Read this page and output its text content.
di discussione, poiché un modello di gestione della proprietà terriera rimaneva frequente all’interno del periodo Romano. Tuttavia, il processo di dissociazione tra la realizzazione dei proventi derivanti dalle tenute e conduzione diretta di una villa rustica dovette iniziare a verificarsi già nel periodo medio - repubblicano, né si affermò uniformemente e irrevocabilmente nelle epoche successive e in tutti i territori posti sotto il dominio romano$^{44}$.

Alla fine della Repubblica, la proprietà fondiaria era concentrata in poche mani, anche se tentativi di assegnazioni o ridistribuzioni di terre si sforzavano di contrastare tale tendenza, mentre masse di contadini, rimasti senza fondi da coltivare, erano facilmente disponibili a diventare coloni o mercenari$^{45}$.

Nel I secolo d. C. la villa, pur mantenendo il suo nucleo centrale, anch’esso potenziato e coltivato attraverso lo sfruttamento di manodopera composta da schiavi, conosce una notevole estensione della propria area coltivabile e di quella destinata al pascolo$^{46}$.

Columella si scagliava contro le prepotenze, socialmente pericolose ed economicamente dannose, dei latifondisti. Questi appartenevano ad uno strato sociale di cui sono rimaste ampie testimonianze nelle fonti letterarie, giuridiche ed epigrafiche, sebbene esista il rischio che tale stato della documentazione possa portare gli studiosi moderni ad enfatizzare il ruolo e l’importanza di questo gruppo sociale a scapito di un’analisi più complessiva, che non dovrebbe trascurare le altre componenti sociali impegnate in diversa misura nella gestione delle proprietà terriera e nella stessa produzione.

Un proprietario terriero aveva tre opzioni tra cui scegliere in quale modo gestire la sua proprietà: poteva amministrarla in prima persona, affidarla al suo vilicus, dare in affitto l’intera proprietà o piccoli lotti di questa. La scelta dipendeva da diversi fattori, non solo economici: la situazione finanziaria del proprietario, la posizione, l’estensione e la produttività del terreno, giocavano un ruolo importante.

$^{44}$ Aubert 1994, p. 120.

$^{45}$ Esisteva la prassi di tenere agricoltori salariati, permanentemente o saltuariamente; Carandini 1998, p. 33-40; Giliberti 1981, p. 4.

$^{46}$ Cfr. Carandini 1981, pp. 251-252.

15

================

• _TASK BRIEF_: All of the material above needs to be copied exactly.

• _CORRECT OUTPUT_:
Read this page and output its text content.
di discussione, poiché un modello di gestione della proprietà terriera rimaneva frequente all’interno del periodo Romano. Tuttavia, il processo di dissociazione tra la realizzazione dei proventi derivanti dalle tenute e conduzione diretta di una villa rustica dovette iniziare a verificarsi già nel periodo medio - repubblicano, né si affermò uniformemente e irrevocabilmente nelle epoche successive e in tutti i territori posti sotto il dominio romano$^{44}$.

Alla fine della Repubblica, la proprietà fondiaria era concentrata in poche mani, anche se tentativi di assegnazioni o ridistribuzioni di terre si sforzavano di contrastare tale tendenza, mentre masse di contadini, rimasti senza fondi da coltivare, erano facilmente disponibili a diventare coloni o mercenari$^{45}$.

Nel I secolo d. C. la villa, pur mantenendo il suo nucleo centrale, anch’esso potenziato e coltivato attraverso lo sfruttamento di manodopera composta da schiavi, conosce una notevole estensione della propria area coltivabile e di quella destinata al pascolo$^{46}$.

Columella si scagliava contro le prepotenze, socialmente pericolose ed economicamente dannose, dei latifondisti. Questi appartenevano ad uno strato sociale di cui sono rimaste ampie testimonianze nelle fonti letterarie, giuridiche ed epigrafiche, sebbene esista il rischio che tale stato della documentazione possa portare gli studiosi moderni ad enfatizzare il ruolo e l’importanza di questo gruppo sociale a scapito di un’analisi più complessiva, che non dovrebbe trascurare le altre componenti sociali impegnate in diversa misura nella gestione delle proprietà terriera e nella stessa produzione.

Un proprietario terriero aveva tre opzioni tra cui scegliere in quale modo gestire la sua proprietà: poteva amministrarla in prima persona, affidarla al suo vilicus, dare in affitto l’intera proprietà o piccoli lotti di questa. La scelta dipendeva da diversi fattori, non solo economici: la situazione finanziaria del proprietario, la posizione, l’estensione e la produttività del terreno, giocavano un ruolo importante.

$^{44}$ Aubert 1994, p. 120.

$^{45}$ Esisteva la prassi di tenere agricoltori salariati, permanentemente o saltuariamente; Carandini 1998, p. 33-40; Giliberti 1981, p. 4.

$^{46}$ Cfr. Carandini 1981, pp. 251-252.

15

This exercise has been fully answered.